**THE REQUEST**. Gather up the lines that contain "Incidence".

**DATA FOR THIS TASK**.

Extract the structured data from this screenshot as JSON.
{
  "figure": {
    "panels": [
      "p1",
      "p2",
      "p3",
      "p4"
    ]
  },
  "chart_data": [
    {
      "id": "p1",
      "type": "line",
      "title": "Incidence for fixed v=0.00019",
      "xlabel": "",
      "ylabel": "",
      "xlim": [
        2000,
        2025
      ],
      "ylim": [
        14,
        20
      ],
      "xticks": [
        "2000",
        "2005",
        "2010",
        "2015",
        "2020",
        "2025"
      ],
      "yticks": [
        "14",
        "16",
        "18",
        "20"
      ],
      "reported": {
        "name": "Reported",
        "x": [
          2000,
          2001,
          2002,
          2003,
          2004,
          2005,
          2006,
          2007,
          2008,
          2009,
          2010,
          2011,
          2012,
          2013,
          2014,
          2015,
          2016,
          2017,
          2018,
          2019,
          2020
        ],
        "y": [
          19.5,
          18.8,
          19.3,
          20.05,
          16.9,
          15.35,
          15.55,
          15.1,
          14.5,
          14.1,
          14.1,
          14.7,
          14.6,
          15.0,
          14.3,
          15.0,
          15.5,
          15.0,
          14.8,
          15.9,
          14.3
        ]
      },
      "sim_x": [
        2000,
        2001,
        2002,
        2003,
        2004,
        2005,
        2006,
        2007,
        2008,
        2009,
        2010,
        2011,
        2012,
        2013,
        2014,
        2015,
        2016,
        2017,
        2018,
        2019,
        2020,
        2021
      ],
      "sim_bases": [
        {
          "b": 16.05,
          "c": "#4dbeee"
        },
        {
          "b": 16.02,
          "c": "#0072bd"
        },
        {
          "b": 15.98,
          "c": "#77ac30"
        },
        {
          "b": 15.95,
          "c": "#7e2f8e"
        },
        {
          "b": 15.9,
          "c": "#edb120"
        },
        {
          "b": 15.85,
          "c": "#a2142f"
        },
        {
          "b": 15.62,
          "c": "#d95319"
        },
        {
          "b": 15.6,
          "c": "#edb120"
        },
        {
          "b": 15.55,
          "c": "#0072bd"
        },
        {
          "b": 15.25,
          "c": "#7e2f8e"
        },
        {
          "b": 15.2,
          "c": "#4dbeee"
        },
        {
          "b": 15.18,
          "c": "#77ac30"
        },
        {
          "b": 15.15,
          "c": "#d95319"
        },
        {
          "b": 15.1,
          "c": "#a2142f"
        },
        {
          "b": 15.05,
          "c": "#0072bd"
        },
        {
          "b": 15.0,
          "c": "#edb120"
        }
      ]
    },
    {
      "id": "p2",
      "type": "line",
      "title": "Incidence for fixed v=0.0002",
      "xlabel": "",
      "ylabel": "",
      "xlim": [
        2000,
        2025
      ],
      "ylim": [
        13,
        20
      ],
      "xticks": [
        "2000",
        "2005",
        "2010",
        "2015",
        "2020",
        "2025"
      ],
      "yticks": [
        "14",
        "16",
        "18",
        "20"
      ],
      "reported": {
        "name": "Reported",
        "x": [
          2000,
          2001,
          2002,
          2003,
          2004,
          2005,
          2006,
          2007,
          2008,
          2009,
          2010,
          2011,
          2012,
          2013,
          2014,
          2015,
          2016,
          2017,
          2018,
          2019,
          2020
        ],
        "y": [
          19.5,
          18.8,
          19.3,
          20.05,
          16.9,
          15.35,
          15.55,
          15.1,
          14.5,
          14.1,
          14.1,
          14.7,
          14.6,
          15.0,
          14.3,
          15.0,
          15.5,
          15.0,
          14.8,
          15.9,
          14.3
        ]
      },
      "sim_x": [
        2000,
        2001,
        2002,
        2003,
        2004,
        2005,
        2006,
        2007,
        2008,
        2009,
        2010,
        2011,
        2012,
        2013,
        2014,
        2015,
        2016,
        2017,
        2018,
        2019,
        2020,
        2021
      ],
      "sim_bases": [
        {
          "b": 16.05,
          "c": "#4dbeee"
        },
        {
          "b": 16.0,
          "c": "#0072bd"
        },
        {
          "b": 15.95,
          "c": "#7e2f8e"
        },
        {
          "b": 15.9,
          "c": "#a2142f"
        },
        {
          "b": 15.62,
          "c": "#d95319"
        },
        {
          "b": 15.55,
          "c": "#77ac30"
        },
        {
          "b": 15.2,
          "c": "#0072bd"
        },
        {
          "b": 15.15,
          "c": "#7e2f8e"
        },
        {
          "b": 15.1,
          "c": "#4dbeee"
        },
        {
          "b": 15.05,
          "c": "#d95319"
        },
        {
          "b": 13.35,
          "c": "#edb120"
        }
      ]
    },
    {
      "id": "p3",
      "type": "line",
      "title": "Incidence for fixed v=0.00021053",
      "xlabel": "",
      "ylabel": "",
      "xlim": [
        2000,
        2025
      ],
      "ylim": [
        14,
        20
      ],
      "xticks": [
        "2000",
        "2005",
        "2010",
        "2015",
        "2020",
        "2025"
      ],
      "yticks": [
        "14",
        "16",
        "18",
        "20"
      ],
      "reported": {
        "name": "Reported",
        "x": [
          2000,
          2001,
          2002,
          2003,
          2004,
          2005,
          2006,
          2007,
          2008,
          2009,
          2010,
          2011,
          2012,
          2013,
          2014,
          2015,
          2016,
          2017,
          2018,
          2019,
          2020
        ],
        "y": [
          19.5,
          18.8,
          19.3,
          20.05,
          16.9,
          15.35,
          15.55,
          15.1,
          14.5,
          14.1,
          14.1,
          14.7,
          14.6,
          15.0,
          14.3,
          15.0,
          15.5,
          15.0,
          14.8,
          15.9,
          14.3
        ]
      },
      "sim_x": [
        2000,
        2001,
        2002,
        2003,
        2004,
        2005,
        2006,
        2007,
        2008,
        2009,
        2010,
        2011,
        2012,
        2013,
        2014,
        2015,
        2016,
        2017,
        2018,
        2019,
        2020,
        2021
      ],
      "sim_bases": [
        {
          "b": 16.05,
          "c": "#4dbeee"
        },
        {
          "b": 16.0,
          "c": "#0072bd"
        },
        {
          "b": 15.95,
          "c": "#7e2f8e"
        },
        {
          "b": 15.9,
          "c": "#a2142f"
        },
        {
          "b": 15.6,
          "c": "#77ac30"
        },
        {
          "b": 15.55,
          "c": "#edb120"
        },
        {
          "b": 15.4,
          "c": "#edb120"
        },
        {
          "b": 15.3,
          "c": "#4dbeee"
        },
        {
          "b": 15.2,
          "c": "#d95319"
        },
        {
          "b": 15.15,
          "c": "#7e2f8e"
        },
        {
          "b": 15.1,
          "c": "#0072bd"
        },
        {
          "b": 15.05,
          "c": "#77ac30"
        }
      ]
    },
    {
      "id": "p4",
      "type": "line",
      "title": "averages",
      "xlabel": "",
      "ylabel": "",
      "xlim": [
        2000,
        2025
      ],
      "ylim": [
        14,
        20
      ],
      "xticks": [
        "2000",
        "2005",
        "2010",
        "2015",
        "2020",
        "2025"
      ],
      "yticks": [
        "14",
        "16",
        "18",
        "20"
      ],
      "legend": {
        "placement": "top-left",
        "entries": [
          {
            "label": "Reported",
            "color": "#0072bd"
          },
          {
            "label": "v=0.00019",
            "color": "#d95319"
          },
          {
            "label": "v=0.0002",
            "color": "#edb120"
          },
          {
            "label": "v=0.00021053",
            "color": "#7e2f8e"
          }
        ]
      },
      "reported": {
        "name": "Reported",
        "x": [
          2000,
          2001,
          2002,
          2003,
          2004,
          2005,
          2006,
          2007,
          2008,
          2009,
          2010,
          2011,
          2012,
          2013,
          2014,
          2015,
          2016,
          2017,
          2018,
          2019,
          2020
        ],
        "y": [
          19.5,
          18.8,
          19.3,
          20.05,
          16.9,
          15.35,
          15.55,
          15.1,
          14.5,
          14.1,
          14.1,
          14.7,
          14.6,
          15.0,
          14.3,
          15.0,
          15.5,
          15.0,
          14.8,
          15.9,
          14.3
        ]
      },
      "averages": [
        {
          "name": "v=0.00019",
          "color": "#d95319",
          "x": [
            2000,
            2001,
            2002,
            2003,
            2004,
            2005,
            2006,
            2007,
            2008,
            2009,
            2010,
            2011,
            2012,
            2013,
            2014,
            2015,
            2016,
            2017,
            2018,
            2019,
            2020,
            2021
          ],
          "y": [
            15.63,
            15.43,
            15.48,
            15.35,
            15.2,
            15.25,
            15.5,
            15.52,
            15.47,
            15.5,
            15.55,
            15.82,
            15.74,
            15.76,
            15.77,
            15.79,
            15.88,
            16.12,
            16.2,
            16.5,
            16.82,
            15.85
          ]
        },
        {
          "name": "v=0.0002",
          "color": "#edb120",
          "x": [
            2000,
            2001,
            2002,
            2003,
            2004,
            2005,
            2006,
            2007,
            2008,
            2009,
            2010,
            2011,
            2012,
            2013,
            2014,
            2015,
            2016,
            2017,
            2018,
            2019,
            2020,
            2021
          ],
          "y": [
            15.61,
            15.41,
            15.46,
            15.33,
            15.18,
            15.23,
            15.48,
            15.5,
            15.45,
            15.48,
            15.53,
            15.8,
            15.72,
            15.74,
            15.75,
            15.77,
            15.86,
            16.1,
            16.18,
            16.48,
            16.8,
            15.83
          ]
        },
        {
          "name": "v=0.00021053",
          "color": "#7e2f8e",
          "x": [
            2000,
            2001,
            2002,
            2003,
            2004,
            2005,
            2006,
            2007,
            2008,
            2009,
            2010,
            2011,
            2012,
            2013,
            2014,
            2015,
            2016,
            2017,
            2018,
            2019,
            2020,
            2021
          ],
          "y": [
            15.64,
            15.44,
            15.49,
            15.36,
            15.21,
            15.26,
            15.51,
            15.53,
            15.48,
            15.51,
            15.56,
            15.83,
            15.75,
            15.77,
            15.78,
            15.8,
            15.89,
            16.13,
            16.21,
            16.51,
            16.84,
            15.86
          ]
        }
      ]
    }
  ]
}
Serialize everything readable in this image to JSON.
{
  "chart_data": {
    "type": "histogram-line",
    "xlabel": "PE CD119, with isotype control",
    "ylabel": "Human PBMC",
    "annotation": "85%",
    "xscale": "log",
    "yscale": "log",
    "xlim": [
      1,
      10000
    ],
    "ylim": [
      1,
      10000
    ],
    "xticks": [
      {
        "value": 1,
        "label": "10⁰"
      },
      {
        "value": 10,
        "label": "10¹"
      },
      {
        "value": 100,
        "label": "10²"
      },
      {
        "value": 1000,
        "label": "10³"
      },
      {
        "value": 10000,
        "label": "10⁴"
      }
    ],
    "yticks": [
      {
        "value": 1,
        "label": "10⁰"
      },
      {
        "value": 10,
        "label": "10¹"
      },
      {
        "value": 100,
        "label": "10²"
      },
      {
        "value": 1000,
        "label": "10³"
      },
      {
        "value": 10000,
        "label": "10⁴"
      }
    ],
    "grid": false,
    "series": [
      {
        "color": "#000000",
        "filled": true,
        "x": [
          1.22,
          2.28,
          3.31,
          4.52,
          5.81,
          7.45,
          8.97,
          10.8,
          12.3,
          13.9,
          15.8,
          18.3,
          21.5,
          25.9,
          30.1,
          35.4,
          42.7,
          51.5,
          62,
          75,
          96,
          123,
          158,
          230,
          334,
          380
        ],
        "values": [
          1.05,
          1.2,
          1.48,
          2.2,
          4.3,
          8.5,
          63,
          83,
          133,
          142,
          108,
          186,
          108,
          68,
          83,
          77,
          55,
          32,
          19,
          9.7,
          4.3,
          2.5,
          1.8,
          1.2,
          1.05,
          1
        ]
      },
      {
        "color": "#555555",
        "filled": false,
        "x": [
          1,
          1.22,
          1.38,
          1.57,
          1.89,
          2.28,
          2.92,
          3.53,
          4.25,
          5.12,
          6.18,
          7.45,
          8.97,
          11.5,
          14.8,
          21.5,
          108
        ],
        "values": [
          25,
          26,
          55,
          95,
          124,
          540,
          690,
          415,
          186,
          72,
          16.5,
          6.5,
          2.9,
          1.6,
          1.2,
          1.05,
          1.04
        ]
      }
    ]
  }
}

**WRITTEN SOLUTION**.
      "title": "Incidence for fixed v=0.00019",
      "title": "Incidence for fixed v=0.0002",
      "title": "Incidence for fixed v=0.00021053",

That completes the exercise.